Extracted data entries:

## Start

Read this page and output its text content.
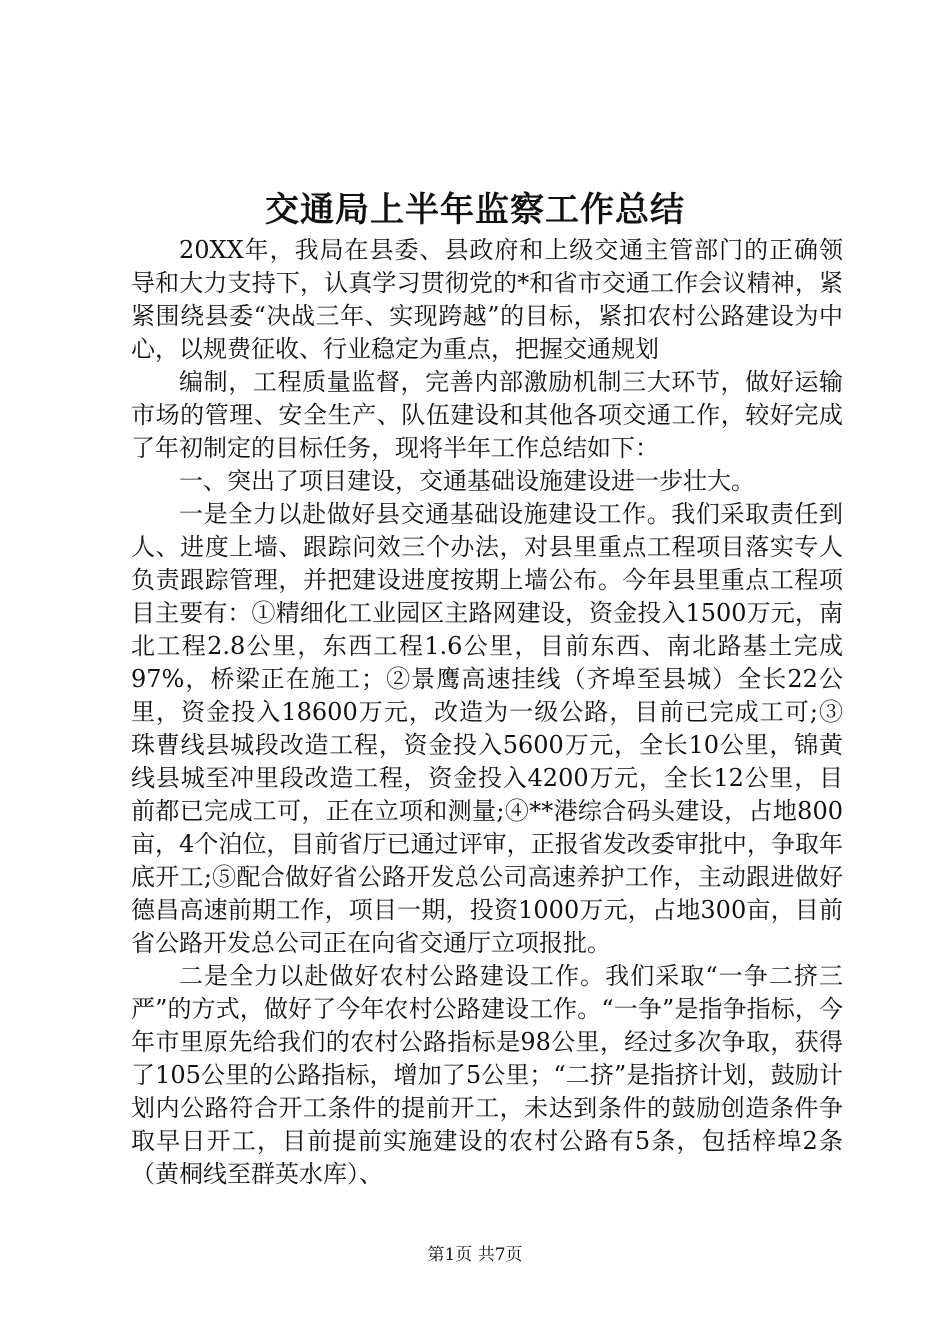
交通局上半年监察工作总结

20XX年，我局在县委、县政府和上级交通主管部门的正确领导和大力支持下，认真学习贯彻党的*和省市交通工作会议精神，紧紧围绕县委“决战三年、实现跨越”的目标，紧扣农村公路建设为中心，以规费征收、行业稳定为重点，把握交通规划

编制，工程质量监督，完善内部激励机制三大环节，做好运输市场的管理、安全生产、队伍建设和其他各项交通工作，较好完成了年初制定的目标任务，现将半年工作总结如下：

一、突出了项目建设，交通基础设施建设进一步壮大。

一是全力以赴做好县交通基础设施建设工作。我们采取责任到人、进度上墙、跟踪问效三个办法，对县里重点工程项目落实专人负责跟踪管理，并把建设进度按期上墙公布。今年县里重点工程项目主要有：①精细化工业园区主路网建设，资金投入1500万元，南北工程2.8公里，东西工程1.6公里，目前东西、南北路基土完成97%，桥梁正在施工；②景鹰高速挂线（齐埠至县城）全长22公里，资金投入18600万元，改造为一级公路，目前已完成工可;③ 珠曹线县城段改造工程，资金投入5600万元，全长10公里，锦黄线县城至冲里段改造工程，资金投入4200万元，全长12公里，目前都已完成工可，正在立项和测量;④**港综合码头建设，占地800亩，4个泊位，目前省厅已通过评审，正报省发改委审批中，争取年底开工;⑤配合做好省公路开发总公司高速养护工作，主动跟进做好德昌高速前期工作，项目一期，投资1000万元，占地300亩，目前省公路开发总公司正在向省交通厅立项报批。

二是全力以赴做好农村公路建设工作。我们采取“一争二挤三严”的方式，做好了今年农村公路建设工作。“一争”是指争指标，今年市里原先给我们的农村公路指标是98公里，经过多次争取，获得了105公里的公路指标，增加了5公里；“二挤”是指挤计划，鼓励计划内公路符合开工条件的提前开工，未达到条件的鼓励创造条件争取早日开工，目前提前实施建设的农村公路有5条，包括梓埠2条（黄桐线至群英水库）、

第1页 共7页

## End

In your copy, leave out the pictures and reproduce the material above exactly.

ANSWER TO THE TASK:
Read this page and output its text content.
交通局上半年监察工作总结

20XX年，我局在县委、县政府和上级交通主管部门的正确领导和大力支持下，认真学习贯彻党的*和省市交通工作会议精神，紧紧围绕县委“决战三年、实现跨越”的目标，紧扣农村公路建设为中心，以规费征收、行业稳定为重点，把握交通规划

编制，工程质量监督，完善内部激励机制三大环节，做好运输市场的管理、安全生产、队伍建设和其他各项交通工作，较好完成了年初制定的目标任务，现将半年工作总结如下：

一、突出了项目建设，交通基础设施建设进一步壮大。

一是全力以赴做好县交通基础设施建设工作。我们采取责任到人、进度上墙、跟踪问效三个办法，对县里重点工程项目落实专人负责跟踪管理，并把建设进度按期上墙公布。今年县里重点工程项目主要有：①精细化工业园区主路网建设，资金投入1500万元，南北工程2.8公里，东西工程1.6公里，目前东西、南北路基土完成97%，桥梁正在施工；②景鹰高速挂线（齐埠至县城）全长22公里，资金投入18600万元，改造为一级公路，目前已完成工可;③ 珠曹线县城段改造工程，资金投入5600万元，全长10公里，锦黄线县城至冲里段改造工程，资金投入4200万元，全长12公里，目前都已完成工可，正在立项和测量;④**港综合码头建设，占地800亩，4个泊位，目前省厅已通过评审，正报省发改委审批中，争取年底开工;⑤配合做好省公路开发总公司高速养护工作，主动跟进做好德昌高速前期工作，项目一期，投资1000万元，占地300亩，目前省公路开发总公司正在向省交通厅立项报批。

二是全力以赴做好农村公路建设工作。我们采取“一争二挤三严”的方式，做好了今年农村公路建设工作。“一争”是指争指标，今年市里原先给我们的农村公路指标是98公里，经过多次争取，获得了105公里的公路指标，增加了5公里；“二挤”是指挤计划，鼓励计划内公路符合开工条件的提前开工，未达到条件的鼓励创造条件争取早日开工，目前提前实施建设的农村公路有5条，包括梓埠2条（黄桐线至群英水库）、

第1页 共7页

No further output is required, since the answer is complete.